## Begin TASK INPUTS

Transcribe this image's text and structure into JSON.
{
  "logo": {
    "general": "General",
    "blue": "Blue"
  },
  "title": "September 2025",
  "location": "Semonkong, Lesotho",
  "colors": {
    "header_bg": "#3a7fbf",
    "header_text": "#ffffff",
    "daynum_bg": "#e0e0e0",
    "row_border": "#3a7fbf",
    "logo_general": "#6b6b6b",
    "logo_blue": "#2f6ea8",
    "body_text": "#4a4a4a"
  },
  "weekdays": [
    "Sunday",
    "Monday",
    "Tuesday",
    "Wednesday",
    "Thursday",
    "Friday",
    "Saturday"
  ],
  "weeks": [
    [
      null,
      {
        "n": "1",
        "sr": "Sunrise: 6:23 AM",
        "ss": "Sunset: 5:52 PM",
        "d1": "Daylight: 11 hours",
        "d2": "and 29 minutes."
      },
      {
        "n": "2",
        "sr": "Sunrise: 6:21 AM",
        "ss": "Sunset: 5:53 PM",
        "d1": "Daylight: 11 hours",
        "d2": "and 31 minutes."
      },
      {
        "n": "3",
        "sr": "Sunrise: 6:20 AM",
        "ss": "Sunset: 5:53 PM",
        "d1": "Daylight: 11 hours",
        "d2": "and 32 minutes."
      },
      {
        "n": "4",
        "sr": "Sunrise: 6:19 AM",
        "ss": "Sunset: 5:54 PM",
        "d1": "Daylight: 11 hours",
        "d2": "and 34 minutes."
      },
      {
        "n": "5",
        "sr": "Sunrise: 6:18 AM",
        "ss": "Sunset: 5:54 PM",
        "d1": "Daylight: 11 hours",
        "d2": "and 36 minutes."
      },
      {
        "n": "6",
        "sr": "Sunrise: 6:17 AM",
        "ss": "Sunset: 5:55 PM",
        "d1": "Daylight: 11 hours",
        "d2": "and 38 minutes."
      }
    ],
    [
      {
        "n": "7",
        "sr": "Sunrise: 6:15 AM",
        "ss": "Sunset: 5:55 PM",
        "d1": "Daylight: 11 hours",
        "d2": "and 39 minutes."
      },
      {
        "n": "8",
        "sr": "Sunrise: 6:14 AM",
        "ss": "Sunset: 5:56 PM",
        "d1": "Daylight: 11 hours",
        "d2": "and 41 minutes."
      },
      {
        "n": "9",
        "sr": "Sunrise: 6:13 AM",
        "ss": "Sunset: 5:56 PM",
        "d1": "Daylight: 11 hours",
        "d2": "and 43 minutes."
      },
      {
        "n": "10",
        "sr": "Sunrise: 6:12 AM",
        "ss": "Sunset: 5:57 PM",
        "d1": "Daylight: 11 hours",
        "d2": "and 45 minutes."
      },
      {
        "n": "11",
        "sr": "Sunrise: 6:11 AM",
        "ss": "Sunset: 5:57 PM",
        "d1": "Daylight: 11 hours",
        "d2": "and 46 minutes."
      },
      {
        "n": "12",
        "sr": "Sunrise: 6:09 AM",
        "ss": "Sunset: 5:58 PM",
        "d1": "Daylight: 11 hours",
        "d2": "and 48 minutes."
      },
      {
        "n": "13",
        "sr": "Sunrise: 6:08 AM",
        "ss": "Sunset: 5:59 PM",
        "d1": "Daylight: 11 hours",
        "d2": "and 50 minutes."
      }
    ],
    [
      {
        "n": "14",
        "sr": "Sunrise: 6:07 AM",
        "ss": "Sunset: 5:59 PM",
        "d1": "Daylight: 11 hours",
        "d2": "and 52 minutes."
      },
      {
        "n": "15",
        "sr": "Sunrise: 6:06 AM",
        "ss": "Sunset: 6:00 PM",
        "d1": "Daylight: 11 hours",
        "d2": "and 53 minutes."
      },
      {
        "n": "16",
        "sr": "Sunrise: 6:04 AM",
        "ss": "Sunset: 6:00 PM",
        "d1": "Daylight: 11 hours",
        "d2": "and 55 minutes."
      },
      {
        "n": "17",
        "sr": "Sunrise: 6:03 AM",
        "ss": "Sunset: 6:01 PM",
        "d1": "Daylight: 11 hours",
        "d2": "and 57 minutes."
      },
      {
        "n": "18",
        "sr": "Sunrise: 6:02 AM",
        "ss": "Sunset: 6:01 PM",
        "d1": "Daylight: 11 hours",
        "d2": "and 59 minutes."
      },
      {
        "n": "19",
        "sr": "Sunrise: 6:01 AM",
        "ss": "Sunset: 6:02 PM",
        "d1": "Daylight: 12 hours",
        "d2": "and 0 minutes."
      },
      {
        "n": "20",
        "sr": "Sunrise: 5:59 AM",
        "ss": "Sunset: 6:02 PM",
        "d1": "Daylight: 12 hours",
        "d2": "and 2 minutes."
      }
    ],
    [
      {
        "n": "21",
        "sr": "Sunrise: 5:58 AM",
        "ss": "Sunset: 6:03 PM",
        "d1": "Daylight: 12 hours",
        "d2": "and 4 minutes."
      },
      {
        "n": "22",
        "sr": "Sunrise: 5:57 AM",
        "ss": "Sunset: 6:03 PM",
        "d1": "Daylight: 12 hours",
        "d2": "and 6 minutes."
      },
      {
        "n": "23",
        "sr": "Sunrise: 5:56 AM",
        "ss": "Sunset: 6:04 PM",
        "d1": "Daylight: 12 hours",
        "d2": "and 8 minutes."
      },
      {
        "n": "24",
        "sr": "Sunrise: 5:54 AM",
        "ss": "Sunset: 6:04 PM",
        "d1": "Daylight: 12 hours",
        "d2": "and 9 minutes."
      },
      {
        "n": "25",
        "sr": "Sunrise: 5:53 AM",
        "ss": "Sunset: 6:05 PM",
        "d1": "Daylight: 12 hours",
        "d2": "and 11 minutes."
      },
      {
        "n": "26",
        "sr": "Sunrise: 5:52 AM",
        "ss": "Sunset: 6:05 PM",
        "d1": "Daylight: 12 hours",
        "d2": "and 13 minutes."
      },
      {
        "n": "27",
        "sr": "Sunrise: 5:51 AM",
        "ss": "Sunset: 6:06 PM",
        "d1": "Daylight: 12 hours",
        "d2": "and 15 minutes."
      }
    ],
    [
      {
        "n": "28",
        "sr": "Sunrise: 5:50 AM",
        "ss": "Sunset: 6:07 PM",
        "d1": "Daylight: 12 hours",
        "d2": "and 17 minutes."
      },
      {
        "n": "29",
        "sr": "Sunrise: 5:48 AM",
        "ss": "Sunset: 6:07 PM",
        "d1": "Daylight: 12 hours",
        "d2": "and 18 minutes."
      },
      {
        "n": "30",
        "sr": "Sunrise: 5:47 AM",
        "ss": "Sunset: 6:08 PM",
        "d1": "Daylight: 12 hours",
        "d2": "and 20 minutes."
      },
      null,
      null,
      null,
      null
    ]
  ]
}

## End TASK INPUTS

(AIM OF THE EXERCISE)
From the records above, extract every entry verbatim.

(CORRECT RESPONSE)
Transcribe this image's text and structure into JSON.
{
  "logo": {
    "general": "General",
    "blue": "Blue"
  },
  "title": "September 2025",
  "location": "Semonkong, Lesotho",
  "colors": {
    "header_bg": "#3a7fbf",
    "header_text": "#ffffff",
    "daynum_bg": "#e0e0e0",
    "row_border": "#3a7fbf",
    "logo_general": "#6b6b6b",
    "logo_blue": "#2f6ea8",
    "body_text": "#4a4a4a"
  },
  "weekdays": [
    "Sunday",
    "Monday",
    "Tuesday",
    "Wednesday",
    "Thursday",
    "Friday",
    "Saturday"
  ],
  "weeks": [
    [
      null,
      {
        "n": "1",
        "sr": "Sunrise: 6:23 AM",
        "ss": "Sunset: 5:52 PM",
        "d1": "Daylight: 11 hours",
        "d2": "and 29 minutes."
      },
      {
        "n": "2",
        "sr": "Sunrise: 6:21 AM",
        "ss": "Sunset: 5:53 PM",
        "d1": "Daylight: 11 hours",
        "d2": "and 31 minutes."
      },
      {
        "n": "3",
        "sr": "Sunrise: 6:20 AM",
        "ss": "Sunset: 5:53 PM",
        "d1": "Daylight: 11 hours",
        "d2": "and 32 minutes."
      },
      {
        "n": "4",
        "sr": "Sunrise: 6:19 AM",
        "ss": "Sunset: 5:54 PM",
        "d1": "Daylight: 11 hours",
        "d2": "and 34 minutes."
      },
      {
        "n": "5",
        "sr": "Sunrise: 6:18 AM",
        "ss": "Sunset: 5:54 PM",
        "d1": "Daylight: 11 hours",
        "d2": "and 36 minutes."
      },
      {
        "n": "6",
        "sr": "Sunrise: 6:17 AM",
        "ss": "Sunset: 5:55 PM",
        "d1": "Daylight: 11 hours",
        "d2": "and 38 minutes."
      }
    ],
    [
      {
        "n": "7",
        "sr": "Sunrise: 6:15 AM",
        "ss": "Sunset: 5:55 PM",
        "d1": "Daylight: 11 hours",
        "d2": "and 39 minutes."
      },
      {
        "n": "8",
        "sr": "Sunrise: 6:14 AM",
        "ss": "Sunset: 5:56 PM",
        "d1": "Daylight: 11 hours",
        "d2": "and 41 minutes."
      },
      {
        "n": "9",
        "sr": "Sunrise: 6:13 AM",
        "ss": "Sunset: 5:56 PM",
        "d1": "Daylight: 11 hours",
        "d2": "and 43 minutes."
      },
      {
        "n": "10",
        "sr": "Sunrise: 6:12 AM",
        "ss": "Sunset: 5:57 PM",
        "d1": "Daylight: 11 hours",
        "d2": "and 45 minutes."
      },
      {
        "n": "11",
        "sr": "Sunrise: 6:11 AM",
        "ss": "Sunset: 5:57 PM",
        "d1": "Daylight: 11 hours",
        "d2": "and 46 minutes."
      },
      {
        "n": "12",
        "sr": "Sunrise: 6:09 AM",
        "ss": "Sunset: 5:58 PM",
        "d1": "Daylight: 11 hours",
        "d2": "and 48 minutes."
      },
      {
        "n": "13",
        "sr": "Sunrise: 6:08 AM",
        "ss": "Sunset: 5:59 PM",
        "d1": "Daylight: 11 hours",
        "d2": "and 50 minutes."
      }
    ],
    [
      {
        "n": "14",
        "sr": "Sunrise: 6:07 AM",
        "ss": "Sunset: 5:59 PM",
        "d1": "Daylight: 11 hours",
        "d2": "and 52 minutes."
      },
      {
        "n": "15",
        "sr": "Sunrise: 6:06 AM",
        "ss": "Sunset: 6:00 PM",
        "d1": "Daylight: 11 hours",
        "d2": "and 53 minutes."
      },
      {
        "n": "16",
        "sr": "Sunrise: 6:04 AM",
        "ss": "Sunset: 6:00 PM",
        "d1": "Daylight: 11 hours",
        "d2": "and 55 minutes."
      },
      {
        "n": "17",
        "sr": "Sunrise: 6:03 AM",
        "ss": "Sunset: 6:01 PM",
        "d1": "Daylight: 11 hours",
        "d2": "and 57 minutes."
      },
      {
        "n": "18",
        "sr": "Sunrise: 6:02 AM",
        "ss": "Sunset: 6:01 PM",
        "d1": "Daylight: 11 hours",
        "d2": "and 59 minutes."
      },
      {
        "n": "19",
        "sr": "Sunrise: 6:01 AM",
        "ss": "Sunset: 6:02 PM",
        "d1": "Daylight: 12 hours",
        "d2": "and 0 minutes."
      },
      {
        "n": "20",
        "sr": "Sunrise: 5:59 AM",
        "ss": "Sunset: 6:02 PM",
        "d1": "Daylight: 12 hours",
        "d2": "and 2 minutes."
      }
    ],
    [
      {
        "n": "21",
        "sr": "Sunrise: 5:58 AM",
        "ss": "Sunset: 6:03 PM",
        "d1": "Daylight: 12 hours",
        "d2": "and 4 minutes."
      },
      {
        "n": "22",
        "sr": "Sunrise: 5:57 AM",
        "ss": "Sunset: 6:03 PM",
        "d1": "Daylight: 12 hours",
        "d2": "and 6 minutes."
      },
      {
        "n": "23",
        "sr": "Sunrise: 5:56 AM",
        "ss": "Sunset: 6:04 PM",
        "d1": "Daylight: 12 hours",
        "d2": "and 8 minutes."
      },
      {
        "n": "24",
        "sr": "Sunrise: 5:54 AM",
        "ss": "Sunset: 6:04 PM",
        "d1": "Daylight: 12 hours",
        "d2": "and 9 minutes."
      },
      {
        "n": "25",
        "sr": "Sunrise: 5:53 AM",
        "ss": "Sunset: 6:05 PM",
        "d1": "Daylight: 12 hours",
        "d2": "and 11 minutes."
      },
      {
        "n": "26",
        "sr": "Sunrise: 5:52 AM",
        "ss": "Sunset: 6:05 PM",
        "d1": "Daylight: 12 hours",
        "d2": "and 13 minutes."
      },
      {
        "n": "27",
        "sr": "Sunrise: 5:51 AM",
        "ss": "Sunset: 6:06 PM",
        "d1": "Daylight: 12 hours",
        "d2": "and 15 minutes."
      }
    ],
    [
      {
        "n": "28",
        "sr": "Sunrise: 5:50 AM",
        "ss": "Sunset: 6:07 PM",
        "d1": "Daylight: 12 hours",
        "d2": "and 17 minutes."
      },
      {
        "n": "29",
        "sr": "Sunrise: 5:48 AM",
        "ss": "Sunset: 6:07 PM",
        "d1": "Daylight: 12 hours",
        "d2": "and 18 minutes."
      },
      {
        "n": "30",
        "sr": "Sunrise: 5:47 AM",
        "ss": "Sunset: 6:08 PM",
        "d1": "Daylight: 12 hours",
        "d2": "and 20 minutes."
      },
      null,
      null,
      null,
      null
    ]
  ]
}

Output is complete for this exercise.